What the task requires = Exactly reproduce each entry, leaving out nothing.

Supplied information =
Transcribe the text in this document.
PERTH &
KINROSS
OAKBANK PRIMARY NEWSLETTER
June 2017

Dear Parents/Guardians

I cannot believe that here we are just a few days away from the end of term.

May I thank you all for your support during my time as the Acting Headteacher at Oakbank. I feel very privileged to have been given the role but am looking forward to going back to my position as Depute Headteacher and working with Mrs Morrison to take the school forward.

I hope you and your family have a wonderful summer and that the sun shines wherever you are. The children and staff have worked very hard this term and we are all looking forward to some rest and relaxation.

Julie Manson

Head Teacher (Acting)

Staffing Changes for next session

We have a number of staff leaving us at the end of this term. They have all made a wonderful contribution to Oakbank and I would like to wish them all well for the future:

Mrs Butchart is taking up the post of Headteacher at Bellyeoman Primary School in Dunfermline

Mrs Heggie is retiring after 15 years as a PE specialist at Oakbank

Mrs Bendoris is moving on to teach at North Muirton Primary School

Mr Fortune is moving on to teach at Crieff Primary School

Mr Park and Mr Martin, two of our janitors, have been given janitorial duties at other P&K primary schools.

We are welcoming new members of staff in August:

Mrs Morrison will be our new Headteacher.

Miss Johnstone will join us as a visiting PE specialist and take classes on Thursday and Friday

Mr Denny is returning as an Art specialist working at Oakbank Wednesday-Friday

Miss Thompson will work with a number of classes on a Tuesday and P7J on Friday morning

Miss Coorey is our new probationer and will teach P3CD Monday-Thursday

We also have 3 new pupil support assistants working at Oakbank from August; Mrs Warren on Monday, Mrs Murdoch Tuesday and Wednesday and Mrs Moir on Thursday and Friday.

Response to the exercise =
Transcribe the text in this document.
PERTH &
KINROSS
OAKBANK PRIMARY NEWSLETTER
June 2017

Dear Parents/Guardians

I cannot believe that here we are just a few days away from the end of term.

May I thank you all for your support during my time as the Acting Headteacher at Oakbank. I feel very privileged to have been given the role but am looking forward to going back to my position as Depute Headteacher and working with Mrs Morrison to take the school forward.

I hope you and your family have a wonderful summer and that the sun shines wherever you are. The children and staff have worked very hard this term and we are all looking forward to some rest and relaxation.

Julie Manson

Head Teacher (Acting)

Staffing Changes for next session

We have a number of staff leaving us at the end of this term. They have all made a wonderful contribution to Oakbank and I would like to wish them all well for the future:

Mrs Butchart is taking up the post of Headteacher at Bellyeoman Primary School in Dunfermline

Mrs Heggie is retiring after 15 years as a PE specialist at Oakbank

Mrs Bendoris is moving on to teach at North Muirton Primary School

Mr Fortune is moving on to teach at Crieff Primary School

Mr Park and Mr Martin, two of our janitors, have been given janitorial duties at other P&K primary schools.

We are welcoming new members of staff in August:

Mrs Morrison will be our new Headteacher.

Miss Johnstone will join us as a visiting PE specialist and take classes on Thursday and Friday

Mr Denny is returning as an Art specialist working at Oakbank Wednesday-Friday

Miss Thompson will work with a number of classes on a Tuesday and P7J on Friday morning

Miss Coorey is our new probationer and will teach P3CD Monday-Thursday

We also have 3 new pupil support assistants working at Oakbank from August; Mrs Warren on Monday, Mrs Murdoch Tuesday and Wednesday and Mrs Moir on Thursday and Friday.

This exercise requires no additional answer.